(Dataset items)
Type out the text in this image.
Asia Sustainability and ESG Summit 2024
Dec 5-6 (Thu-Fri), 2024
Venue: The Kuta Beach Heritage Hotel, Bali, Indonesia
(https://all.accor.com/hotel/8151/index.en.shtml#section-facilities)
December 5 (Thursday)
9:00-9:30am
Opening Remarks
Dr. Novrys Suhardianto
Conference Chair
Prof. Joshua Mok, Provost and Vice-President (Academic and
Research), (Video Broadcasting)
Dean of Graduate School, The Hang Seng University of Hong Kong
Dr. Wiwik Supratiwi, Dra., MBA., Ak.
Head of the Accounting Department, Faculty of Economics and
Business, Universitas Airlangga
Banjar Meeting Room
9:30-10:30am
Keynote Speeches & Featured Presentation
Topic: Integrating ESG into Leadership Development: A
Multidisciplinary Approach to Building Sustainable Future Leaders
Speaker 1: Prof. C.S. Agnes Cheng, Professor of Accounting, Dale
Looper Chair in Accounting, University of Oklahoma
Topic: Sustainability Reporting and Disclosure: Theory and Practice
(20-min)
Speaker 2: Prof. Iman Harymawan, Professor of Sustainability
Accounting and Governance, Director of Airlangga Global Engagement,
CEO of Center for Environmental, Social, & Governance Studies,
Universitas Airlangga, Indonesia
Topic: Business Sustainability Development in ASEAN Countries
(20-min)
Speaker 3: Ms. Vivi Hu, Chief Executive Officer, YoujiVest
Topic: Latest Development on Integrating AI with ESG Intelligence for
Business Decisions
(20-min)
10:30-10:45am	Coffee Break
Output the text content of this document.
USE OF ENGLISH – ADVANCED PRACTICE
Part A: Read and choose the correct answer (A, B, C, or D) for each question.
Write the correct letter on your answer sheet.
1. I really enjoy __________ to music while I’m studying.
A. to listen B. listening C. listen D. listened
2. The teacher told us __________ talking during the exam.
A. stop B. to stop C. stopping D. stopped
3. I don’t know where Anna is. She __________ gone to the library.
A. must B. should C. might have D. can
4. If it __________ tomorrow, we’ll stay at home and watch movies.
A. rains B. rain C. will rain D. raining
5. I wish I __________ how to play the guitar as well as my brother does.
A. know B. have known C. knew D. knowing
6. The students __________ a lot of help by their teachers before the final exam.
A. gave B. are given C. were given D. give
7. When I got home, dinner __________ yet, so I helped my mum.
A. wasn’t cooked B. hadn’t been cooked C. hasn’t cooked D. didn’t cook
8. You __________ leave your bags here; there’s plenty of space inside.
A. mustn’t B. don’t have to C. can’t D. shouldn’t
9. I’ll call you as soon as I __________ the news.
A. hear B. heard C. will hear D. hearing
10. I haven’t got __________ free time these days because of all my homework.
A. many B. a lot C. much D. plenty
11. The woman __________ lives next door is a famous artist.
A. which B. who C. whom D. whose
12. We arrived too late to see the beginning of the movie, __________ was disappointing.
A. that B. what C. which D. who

# Aim:
Print the material once more, exactly.

# Complete response:
Type out the text in this image.
Asia Sustainability and ESG Summit 2024
Dec 5-6 (Thu-Fri), 2024
Venue: The Kuta Beach Heritage Hotel, Bali, Indonesia
(https://all.accor.com/hotel/8151/index.en.shtml#section-facilities)
December 5 (Thursday)
9:00-9:30am
Opening Remarks
Dr. Novrys Suhardianto
Conference Chair
Prof. Joshua Mok, Provost and Vice-President (Academic and
Research), (Video Broadcasting)
Dean of Graduate School, The Hang Seng University of Hong Kong
Dr. Wiwik Supratiwi, Dra., MBA., Ak.
Head of the Accounting Department, Faculty of Economics and
Business, Universitas Airlangga
Banjar Meeting Room
9:30-10:30am
Keynote Speeches & Featured Presentation
Topic: Integrating ESG into Leadership Development: A
Multidisciplinary Approach to Building Sustainable Future Leaders
Speaker 1: Prof. C.S. Agnes Cheng, Professor of Accounting, Dale
Looper Chair in Accounting, University of Oklahoma
Topic: Sustainability Reporting and Disclosure: Theory and Practice
(20-min)
Speaker 2: Prof. Iman Harymawan, Professor of Sustainability
Accounting and Governance, Director of Airlangga Global Engagement,
CEO of Center for Environmental, Social, & Governance Studies,
Universitas Airlangga, Indonesia
Topic: Business Sustainability Development in ASEAN Countries
(20-min)
Speaker 3: Ms. Vivi Hu, Chief Executive Officer, YoujiVest
Topic: Latest Development on Integrating AI with ESG Intelligence for
Business Decisions
(20-min)
10:30-10:45am	Coffee Break
Output the text content of this document.
USE OF ENGLISH – ADVANCED PRACTICE
Part A: Read and choose the correct answer (A, B, C, or D) for each question.
Write the correct letter on your answer sheet.
1. I really enjoy __________ to music while I’m studying.
A. to listen B. listening C. listen D. listened
2. The teacher told us __________ talking during the exam.
A. stop B. to stop C. stopping D. stopped
3. I don’t know where Anna is. She __________ gone to the library.
A. must B. should C. might have D. can
4. If it __________ tomorrow, we’ll stay at home and watch movies.
A. rains B. rain C. will rain D. raining
5. I wish I __________ how to play the guitar as well as my brother does.
A. know B. have known C. knew D. knowing
6. The students __________ a lot of help by their teachers before the final exam.
A. gave B. are given C. were given D. give
7. When I got home, dinner __________ yet, so I helped my mum.
A. wasn’t cooked B. hadn’t been cooked C. hasn’t cooked D. didn’t cook
8. You __________ leave your bags here; there’s plenty of space inside.
A. mustn’t B. don’t have to C. can’t D. shouldn’t
9. I’ll call you as soon as I __________ the news.
A. hear B. heard C. will hear D. hearing
10. I haven’t got __________ free time these days because of all my homework.
A. many B. a lot C. much D. plenty
11. The woman __________ lives next door is a famous artist.
A. which B. who C. whom D. whose
12. We arrived too late to see the beginning of the movie, __________ was disappointing.
A. that B. what C. which D. who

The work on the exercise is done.